== The input

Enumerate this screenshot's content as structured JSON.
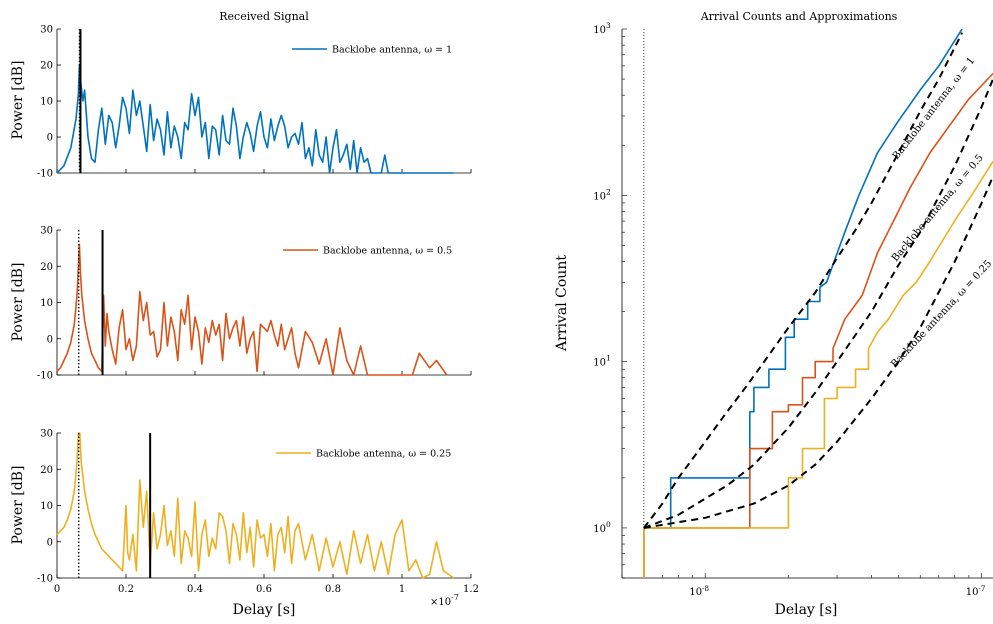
{
  "left": {
    "title": "Received Signal",
    "xlabel": "Delay [s]",
    "ylabel": "Power [dB]",
    "x_exponent_label": "×10",
    "x_exponent_power": "-7",
    "xticks": [
      {
        "v": 0,
        "label": "0"
      },
      {
        "v": 0.2,
        "label": "0.2"
      },
      {
        "v": 0.4,
        "label": "0.4"
      },
      {
        "v": 0.6,
        "label": "0.6"
      },
      {
        "v": 0.8,
        "label": "0.8"
      },
      {
        "v": 1.0,
        "label": "1"
      },
      {
        "v": 1.2,
        "label": "1.2"
      }
    ],
    "yticks": [
      {
        "v": -10,
        "label": "-10"
      },
      {
        "v": 0,
        "label": "0"
      },
      {
        "v": 10,
        "label": "10"
      },
      {
        "v": 20,
        "label": "20"
      },
      {
        "v": 30,
        "label": "30"
      }
    ]
  },
  "right": {
    "title": "Arrival Counts and Approximations",
    "xlabel": "Delay [s]",
    "ylabel": "Arrival Count",
    "xticks": [
      {
        "v": 1e-08,
        "base": "10",
        "exp": "-8"
      },
      {
        "v": 1e-07,
        "base": "10",
        "exp": "-7"
      }
    ],
    "yticks": [
      {
        "v": 1,
        "base": "10",
        "exp": "0"
      },
      {
        "v": 10,
        "base": "10",
        "exp": "1"
      },
      {
        "v": 100,
        "base": "10",
        "exp": "2"
      },
      {
        "v": 1000,
        "base": "10",
        "exp": "3"
      }
    ]
  },
  "chart_data": [
    {
      "type": "line",
      "panel": "top-left",
      "title": "Received Signal",
      "xlabel": "",
      "ylabel": "Power [dB]",
      "x_scale": 1e-07,
      "xlim": [
        0,
        1.2
      ],
      "ylim": [
        -10,
        30
      ],
      "color": "#0072BD",
      "legend": {
        "label": "Backlobe antenna, ω = 1",
        "position": "top-right"
      },
      "vline_dotted": 0.065,
      "vline_solid": 0.068,
      "x": [
        0.0,
        0.02,
        0.04,
        0.055,
        0.062,
        0.065,
        0.07,
        0.075,
        0.08,
        0.09,
        0.1,
        0.11,
        0.12,
        0.13,
        0.14,
        0.15,
        0.16,
        0.17,
        0.18,
        0.19,
        0.2,
        0.21,
        0.22,
        0.23,
        0.24,
        0.25,
        0.26,
        0.27,
        0.28,
        0.29,
        0.3,
        0.31,
        0.32,
        0.33,
        0.34,
        0.35,
        0.36,
        0.37,
        0.38,
        0.39,
        0.4,
        0.41,
        0.42,
        0.43,
        0.44,
        0.45,
        0.46,
        0.47,
        0.48,
        0.49,
        0.5,
        0.51,
        0.52,
        0.53,
        0.54,
        0.55,
        0.56,
        0.57,
        0.58,
        0.59,
        0.6,
        0.61,
        0.62,
        0.63,
        0.64,
        0.65,
        0.66,
        0.67,
        0.68,
        0.69,
        0.7,
        0.71,
        0.72,
        0.73,
        0.74,
        0.75,
        0.76,
        0.77,
        0.78,
        0.79,
        0.8,
        0.81,
        0.82,
        0.83,
        0.84,
        0.85,
        0.86,
        0.87,
        0.88,
        0.89,
        0.9,
        0.91,
        0.92,
        0.93,
        0.94,
        0.95,
        0.96,
        0.97,
        1.0,
        1.05,
        1.1,
        1.15
      ],
      "y": [
        -10,
        -8,
        -3,
        5,
        12,
        20,
        14,
        10,
        13,
        0,
        -6,
        -7,
        2,
        8,
        -2,
        6,
        4,
        -3,
        3,
        11,
        8,
        1,
        13,
        6,
        10,
        3,
        -4,
        9,
        -1,
        5,
        2,
        -5,
        7,
        -3,
        3,
        0,
        -6,
        4,
        2,
        12,
        6,
        11,
        0,
        4,
        -6,
        3,
        2,
        -5,
        6,
        -1,
        -2,
        8,
        3,
        -6,
        0,
        4,
        1,
        -4,
        3,
        7,
        0,
        -3,
        5,
        -1,
        3,
        6,
        3,
        -3,
        0,
        1,
        -2,
        4,
        -6,
        -3,
        -8,
        2,
        -5,
        -7,
        0,
        -10,
        -3,
        2,
        -7,
        -5,
        -2,
        -9,
        -1,
        -10,
        -3,
        -7,
        -6,
        -10,
        -10,
        -10,
        -10,
        -5,
        -10,
        -10,
        -10,
        -10,
        -10,
        -10
      ]
    },
    {
      "type": "line",
      "panel": "middle-left",
      "xlabel": "",
      "ylabel": "Power [dB]",
      "x_scale": 1e-07,
      "xlim": [
        0,
        1.2
      ],
      "ylim": [
        -10,
        30
      ],
      "color": "#D95319",
      "legend": {
        "label": "Backlobe antenna, ω = 0.5",
        "position": "top-right"
      },
      "vline_dotted": 0.063,
      "vline_solid": 0.132,
      "x": [
        0.0,
        0.01,
        0.02,
        0.03,
        0.04,
        0.05,
        0.058,
        0.062,
        0.065,
        0.068,
        0.072,
        0.08,
        0.09,
        0.1,
        0.11,
        0.12,
        0.13,
        0.135,
        0.14,
        0.145,
        0.15,
        0.16,
        0.17,
        0.18,
        0.19,
        0.2,
        0.21,
        0.22,
        0.23,
        0.24,
        0.25,
        0.26,
        0.27,
        0.28,
        0.29,
        0.3,
        0.31,
        0.32,
        0.33,
        0.34,
        0.35,
        0.36,
        0.37,
        0.38,
        0.39,
        0.4,
        0.41,
        0.42,
        0.43,
        0.44,
        0.45,
        0.46,
        0.47,
        0.48,
        0.49,
        0.5,
        0.51,
        0.52,
        0.53,
        0.54,
        0.55,
        0.56,
        0.57,
        0.58,
        0.59,
        0.6,
        0.61,
        0.62,
        0.63,
        0.64,
        0.65,
        0.66,
        0.67,
        0.68,
        0.69,
        0.7,
        0.72,
        0.74,
        0.76,
        0.78,
        0.8,
        0.82,
        0.84,
        0.86,
        0.88,
        0.9,
        0.95,
        1.0,
        1.03,
        1.05,
        1.08,
        1.1,
        1.13
      ],
      "y": [
        -9,
        -8,
        -6,
        -4,
        -1,
        4,
        12,
        20,
        26,
        18,
        12,
        5,
        0,
        -4,
        -6,
        -8,
        -9,
        12,
        -2,
        7,
        2,
        -3,
        -7,
        3,
        8,
        -3,
        0,
        -6,
        -2,
        13,
        5,
        10,
        1,
        2,
        -5,
        -3,
        10,
        -2,
        6,
        2,
        -6,
        8,
        4,
        12,
        -3,
        6,
        2,
        -7,
        3,
        -1,
        5,
        1,
        4,
        -6,
        7,
        0,
        3,
        5,
        -2,
        6,
        -4,
        0,
        2,
        -9,
        4,
        3,
        2,
        5,
        1,
        -2,
        4,
        -3,
        0,
        3,
        -4,
        -8,
        2,
        -1,
        -7,
        0,
        -10,
        3,
        -6,
        -10,
        -2,
        -10,
        -10,
        -10,
        -10,
        -4,
        -8,
        -6,
        -10
      ]
    },
    {
      "type": "line",
      "panel": "bottom-left",
      "xlabel": "Delay [s]",
      "ylabel": "Power [dB]",
      "x_scale": 1e-07,
      "xlim": [
        0,
        1.2
      ],
      "ylim": [
        -10,
        30
      ],
      "color": "#EDB120",
      "legend": {
        "label": "Backlobe antenna, ω = 0.25",
        "position": "top-right"
      },
      "vline_dotted": 0.063,
      "vline_solid": 0.27,
      "x": [
        0.0,
        0.01,
        0.02,
        0.03,
        0.04,
        0.05,
        0.058,
        0.062,
        0.066,
        0.07,
        0.08,
        0.09,
        0.1,
        0.11,
        0.12,
        0.13,
        0.14,
        0.15,
        0.16,
        0.17,
        0.18,
        0.19,
        0.2,
        0.205,
        0.21,
        0.22,
        0.23,
        0.24,
        0.25,
        0.26,
        0.27,
        0.28,
        0.29,
        0.3,
        0.31,
        0.32,
        0.33,
        0.34,
        0.35,
        0.36,
        0.37,
        0.38,
        0.39,
        0.4,
        0.41,
        0.42,
        0.43,
        0.44,
        0.45,
        0.46,
        0.47,
        0.48,
        0.49,
        0.5,
        0.51,
        0.52,
        0.53,
        0.54,
        0.55,
        0.56,
        0.57,
        0.58,
        0.59,
        0.6,
        0.61,
        0.62,
        0.63,
        0.64,
        0.65,
        0.66,
        0.67,
        0.68,
        0.69,
        0.7,
        0.72,
        0.74,
        0.76,
        0.78,
        0.8,
        0.82,
        0.84,
        0.86,
        0.88,
        0.9,
        0.92,
        0.94,
        0.96,
        0.98,
        1.0,
        1.02,
        1.04,
        1.06,
        1.08,
        1.1,
        1.12,
        1.15
      ],
      "y": [
        2,
        3,
        4,
        6,
        9,
        14,
        22,
        30,
        30,
        22,
        14,
        9,
        5,
        2,
        0,
        -2,
        -3,
        -4,
        -5,
        -6,
        -7,
        -8,
        10,
        -3,
        -5,
        2,
        -8,
        17,
        4,
        14,
        -6,
        8,
        -2,
        2,
        10,
        -1,
        3,
        -4,
        12,
        -6,
        3,
        1,
        -4,
        11,
        -8,
        2,
        6,
        -4,
        1,
        -2,
        8,
        7,
        3,
        -6,
        5,
        2,
        -5,
        8,
        -3,
        4,
        -7,
        6,
        1,
        2,
        -4,
        5,
        -8,
        2,
        4,
        -3,
        7,
        -6,
        3,
        5,
        -5,
        2,
        -8,
        1,
        -7,
        0,
        -9,
        3,
        -6,
        2,
        -8,
        0,
        -9,
        2,
        6,
        -8,
        -5,
        -10,
        -9,
        0,
        -8,
        -10
      ]
    },
    {
      "type": "line",
      "panel": "right",
      "title": "Arrival Counts and Approximations",
      "xlabel": "Delay [s]",
      "ylabel": "Arrival Count",
      "x_log": true,
      "y_log": true,
      "xlim": [
        5e-09,
        1.1e-07
      ],
      "ylim": [
        0.5,
        1000
      ],
      "vline_dotted": 6e-09,
      "series": [
        {
          "name": "Backlobe antenna, ω = 1",
          "color": "#0072BD",
          "style": "step",
          "x": [
            6e-09,
            6e-09,
            7.5e-09,
            7.5e-09,
            1.45e-08,
            1.45e-08,
            1.5e-08,
            1.5e-08,
            1.7e-08,
            1.7e-08,
            1.95e-08,
            1.95e-08,
            2.1e-08,
            2.1e-08,
            2.35e-08,
            2.35e-08,
            2.6e-08,
            2.6e-08,
            2.75e-08,
            3.2e-08,
            3.6e-08,
            4.2e-08,
            5e-08,
            6e-08,
            7e-08,
            8.5e-08
          ],
          "y": [
            0.5,
            1,
            1,
            2,
            2,
            5,
            5,
            7,
            7,
            9,
            9,
            14,
            14,
            18,
            18,
            23,
            23,
            28,
            30,
            60,
            100,
            180,
            280,
            430,
            600,
            1000
          ]
        },
        {
          "name": "Backlobe antenna, ω = 0.5",
          "color": "#D95319",
          "style": "step",
          "x": [
            6e-09,
            6e-09,
            1.45e-08,
            1.45e-08,
            1.75e-08,
            1.75e-08,
            2e-08,
            2e-08,
            2.25e-08,
            2.25e-08,
            2.5e-08,
            2.5e-08,
            2.9e-08,
            2.9e-08,
            3.2e-08,
            3.7e-08,
            4.2e-08,
            4.8e-08,
            5.5e-08,
            6.5e-08,
            7.5e-08,
            9e-08,
            1.1e-07
          ],
          "y": [
            0.5,
            1,
            1,
            3,
            3,
            5,
            5,
            5.5,
            5.5,
            8,
            8,
            10,
            10,
            12,
            18,
            25,
            45,
            70,
            110,
            180,
            250,
            380,
            540
          ]
        },
        {
          "name": "Backlobe antenna, ω = 0.25",
          "color": "#EDB120",
          "style": "step",
          "x": [
            6e-09,
            6e-09,
            2e-08,
            2e-08,
            2.25e-08,
            2.25e-08,
            2.7e-08,
            2.7e-08,
            3e-08,
            3e-08,
            3.5e-08,
            3.5e-08,
            3.9e-08,
            3.9e-08,
            4.2e-08,
            4.6e-08,
            5.2e-08,
            5.8e-08,
            6.5e-08,
            7.3e-08,
            8.2e-08,
            9.2e-08,
            1.1e-07
          ],
          "y": [
            0.5,
            1,
            1,
            2,
            2,
            3,
            3,
            6,
            6,
            7,
            7,
            9,
            9,
            12,
            15,
            18,
            25,
            30,
            40,
            55,
            75,
            100,
            160
          ]
        },
        {
          "name": "",
          "color": "#000000",
          "style": "dashed",
          "x": [
            6e-09,
            7e-09,
            8e-09,
            9e-09,
            1e-08,
            1.2e-08,
            1.4e-08,
            1.6e-08,
            1.8e-08,
            2e-08,
            2.5e-08,
            3e-08,
            3.5e-08,
            4e-08,
            5e-08,
            6e-08,
            7e-08,
            8.5e-08
          ],
          "y": [
            1,
            1.4,
            2,
            2.6,
            3.3,
            5,
            7,
            9.5,
            12.5,
            16,
            26,
            42,
            62,
            90,
            180,
            320,
            500,
            950
          ]
        },
        {
          "name": "",
          "color": "#000000",
          "style": "dashed",
          "x": [
            6e-09,
            8e-09,
            1e-08,
            1.2e-08,
            1.5e-08,
            2e-08,
            2.5e-08,
            3e-08,
            4e-08,
            5e-08,
            6e-08,
            8e-08,
            1e-07,
            1.1e-07
          ],
          "y": [
            1,
            1.2,
            1.5,
            1.8,
            2.4,
            4,
            6.5,
            10,
            20,
            38,
            60,
            150,
            340,
            500
          ]
        },
        {
          "name": "",
          "color": "#000000",
          "style": "dashed",
          "x": [
            6e-09,
            1e-08,
            1.5e-08,
            2e-08,
            2.5e-08,
            3e-08,
            4e-08,
            5e-08,
            6e-08,
            8e-08,
            1e-07,
            1.1e-07
          ],
          "y": [
            1,
            1.15,
            1.4,
            1.8,
            2.4,
            3.3,
            6,
            10,
            16,
            40,
            90,
            130
          ]
        }
      ],
      "annotations": [
        {
          "text": "Backlobe antenna, ω = 1"
        },
        {
          "text": "Backlobe antenna, ω = 0.5"
        },
        {
          "text": "Backlobe antenna, ω = 0.25"
        }
      ]
    }
  ]
}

====

__Exercise objective__:
From the entries, report each line that includes the word "panel".

__Solution to the exercise__:
      "panel": "top-left",
      "panel": "middle-left",
      "panel": "bottom-left",
      "panel": "right",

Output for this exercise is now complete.